What this task involves: Tally up how many lines in the listing below contain the string "Output", and give only the total.

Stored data
┄┄┄┄┄┄┄┄┄┄┄┄┄┄┄┄┄┄┄┄

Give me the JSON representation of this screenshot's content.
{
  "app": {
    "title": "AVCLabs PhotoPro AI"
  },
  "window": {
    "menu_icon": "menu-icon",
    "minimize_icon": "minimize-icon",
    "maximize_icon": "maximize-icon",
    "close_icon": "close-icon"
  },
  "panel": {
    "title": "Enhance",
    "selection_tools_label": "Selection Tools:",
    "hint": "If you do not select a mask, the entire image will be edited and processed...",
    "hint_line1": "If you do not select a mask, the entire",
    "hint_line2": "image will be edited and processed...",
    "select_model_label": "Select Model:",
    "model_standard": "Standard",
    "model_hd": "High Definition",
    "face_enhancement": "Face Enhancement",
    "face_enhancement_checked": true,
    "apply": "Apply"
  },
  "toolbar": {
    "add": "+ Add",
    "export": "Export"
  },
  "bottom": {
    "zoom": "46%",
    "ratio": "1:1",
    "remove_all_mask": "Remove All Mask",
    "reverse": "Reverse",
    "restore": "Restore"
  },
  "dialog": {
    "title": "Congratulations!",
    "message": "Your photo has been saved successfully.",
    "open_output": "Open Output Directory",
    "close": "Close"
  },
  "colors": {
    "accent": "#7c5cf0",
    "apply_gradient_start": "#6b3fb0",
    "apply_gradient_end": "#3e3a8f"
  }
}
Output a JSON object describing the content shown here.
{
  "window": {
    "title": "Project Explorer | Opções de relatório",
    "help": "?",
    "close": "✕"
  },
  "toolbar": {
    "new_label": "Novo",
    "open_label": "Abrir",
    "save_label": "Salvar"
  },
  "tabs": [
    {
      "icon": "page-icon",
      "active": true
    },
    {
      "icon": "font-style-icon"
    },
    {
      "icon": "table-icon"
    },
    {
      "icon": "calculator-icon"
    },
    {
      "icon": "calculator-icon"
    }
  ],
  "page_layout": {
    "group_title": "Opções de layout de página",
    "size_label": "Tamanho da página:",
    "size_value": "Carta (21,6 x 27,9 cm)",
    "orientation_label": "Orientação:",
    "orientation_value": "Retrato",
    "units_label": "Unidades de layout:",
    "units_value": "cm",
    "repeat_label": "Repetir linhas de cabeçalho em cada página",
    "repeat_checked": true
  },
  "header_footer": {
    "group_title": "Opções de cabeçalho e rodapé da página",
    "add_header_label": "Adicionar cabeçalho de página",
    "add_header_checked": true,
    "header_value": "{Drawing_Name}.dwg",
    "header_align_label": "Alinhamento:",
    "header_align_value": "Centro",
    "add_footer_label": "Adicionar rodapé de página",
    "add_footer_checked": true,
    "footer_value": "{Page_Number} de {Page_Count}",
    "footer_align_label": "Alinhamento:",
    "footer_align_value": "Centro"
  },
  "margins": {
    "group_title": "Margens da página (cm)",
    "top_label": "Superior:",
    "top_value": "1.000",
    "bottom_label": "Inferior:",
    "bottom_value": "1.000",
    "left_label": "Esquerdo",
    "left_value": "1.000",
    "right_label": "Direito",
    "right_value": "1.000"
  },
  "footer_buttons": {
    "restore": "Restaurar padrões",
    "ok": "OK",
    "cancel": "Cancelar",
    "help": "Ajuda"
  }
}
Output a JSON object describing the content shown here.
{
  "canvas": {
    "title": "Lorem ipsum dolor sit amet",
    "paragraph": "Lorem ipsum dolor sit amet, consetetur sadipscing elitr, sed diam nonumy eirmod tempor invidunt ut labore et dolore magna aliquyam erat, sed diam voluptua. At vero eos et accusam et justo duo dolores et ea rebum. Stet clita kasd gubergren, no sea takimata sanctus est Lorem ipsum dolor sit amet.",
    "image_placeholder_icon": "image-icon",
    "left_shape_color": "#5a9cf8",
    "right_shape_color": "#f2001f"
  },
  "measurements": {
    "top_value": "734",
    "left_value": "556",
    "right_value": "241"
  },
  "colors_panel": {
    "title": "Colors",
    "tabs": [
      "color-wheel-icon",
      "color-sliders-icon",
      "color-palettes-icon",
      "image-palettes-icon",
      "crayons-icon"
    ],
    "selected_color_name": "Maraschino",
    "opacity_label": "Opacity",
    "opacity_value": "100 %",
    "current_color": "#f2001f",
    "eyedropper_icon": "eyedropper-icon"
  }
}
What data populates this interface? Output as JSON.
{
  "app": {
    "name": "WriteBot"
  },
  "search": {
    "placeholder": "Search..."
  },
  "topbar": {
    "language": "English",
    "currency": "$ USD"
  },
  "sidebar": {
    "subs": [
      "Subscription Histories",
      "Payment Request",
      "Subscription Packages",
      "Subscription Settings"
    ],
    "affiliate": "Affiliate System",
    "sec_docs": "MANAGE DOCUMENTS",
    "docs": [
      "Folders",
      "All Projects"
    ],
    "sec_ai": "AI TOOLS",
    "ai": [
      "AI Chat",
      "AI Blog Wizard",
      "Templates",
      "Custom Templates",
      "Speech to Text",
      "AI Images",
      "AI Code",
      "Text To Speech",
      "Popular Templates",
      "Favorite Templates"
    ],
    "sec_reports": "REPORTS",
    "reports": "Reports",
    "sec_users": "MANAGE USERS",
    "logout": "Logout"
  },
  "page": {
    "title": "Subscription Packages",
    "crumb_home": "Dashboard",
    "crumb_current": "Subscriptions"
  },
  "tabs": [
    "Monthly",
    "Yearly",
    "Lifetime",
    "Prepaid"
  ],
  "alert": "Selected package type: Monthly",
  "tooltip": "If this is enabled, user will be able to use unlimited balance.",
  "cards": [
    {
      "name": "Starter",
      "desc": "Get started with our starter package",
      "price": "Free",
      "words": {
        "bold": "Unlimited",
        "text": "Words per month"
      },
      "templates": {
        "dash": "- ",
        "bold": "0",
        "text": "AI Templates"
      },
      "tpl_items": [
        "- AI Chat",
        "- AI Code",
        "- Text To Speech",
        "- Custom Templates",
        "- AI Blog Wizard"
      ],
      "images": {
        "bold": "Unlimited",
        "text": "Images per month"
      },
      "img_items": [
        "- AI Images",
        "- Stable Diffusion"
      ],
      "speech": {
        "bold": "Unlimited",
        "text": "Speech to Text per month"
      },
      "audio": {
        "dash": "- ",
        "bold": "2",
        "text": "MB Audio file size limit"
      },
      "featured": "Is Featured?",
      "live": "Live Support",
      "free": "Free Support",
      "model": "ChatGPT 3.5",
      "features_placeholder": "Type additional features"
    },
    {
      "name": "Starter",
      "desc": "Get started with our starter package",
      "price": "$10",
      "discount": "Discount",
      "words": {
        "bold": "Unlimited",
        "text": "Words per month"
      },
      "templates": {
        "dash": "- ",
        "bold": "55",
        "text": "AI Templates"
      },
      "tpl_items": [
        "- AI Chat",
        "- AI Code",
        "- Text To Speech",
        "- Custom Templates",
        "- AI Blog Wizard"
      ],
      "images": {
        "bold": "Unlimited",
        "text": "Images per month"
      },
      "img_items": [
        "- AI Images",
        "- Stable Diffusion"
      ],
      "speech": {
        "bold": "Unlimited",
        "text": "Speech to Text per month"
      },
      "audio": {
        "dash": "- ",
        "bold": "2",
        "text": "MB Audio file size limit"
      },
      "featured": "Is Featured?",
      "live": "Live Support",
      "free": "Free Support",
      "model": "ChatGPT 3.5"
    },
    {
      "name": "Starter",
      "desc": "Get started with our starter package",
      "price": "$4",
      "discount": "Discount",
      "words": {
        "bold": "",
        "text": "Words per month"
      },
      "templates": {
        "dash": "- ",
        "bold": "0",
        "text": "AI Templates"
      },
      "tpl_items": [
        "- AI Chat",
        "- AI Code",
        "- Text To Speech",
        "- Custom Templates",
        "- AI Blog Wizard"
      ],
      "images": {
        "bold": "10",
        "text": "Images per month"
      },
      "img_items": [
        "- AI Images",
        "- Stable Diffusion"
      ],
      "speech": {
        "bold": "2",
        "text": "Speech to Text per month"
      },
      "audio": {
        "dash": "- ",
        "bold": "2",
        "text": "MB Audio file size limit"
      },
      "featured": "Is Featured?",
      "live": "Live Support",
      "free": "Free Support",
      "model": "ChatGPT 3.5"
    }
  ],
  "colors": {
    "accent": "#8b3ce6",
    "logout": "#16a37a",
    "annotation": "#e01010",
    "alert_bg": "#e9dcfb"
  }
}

┄┄┄┄┄┄┄┄┄┄┄┄┄┄┄┄┄┄┄┄

Exercise solution: 4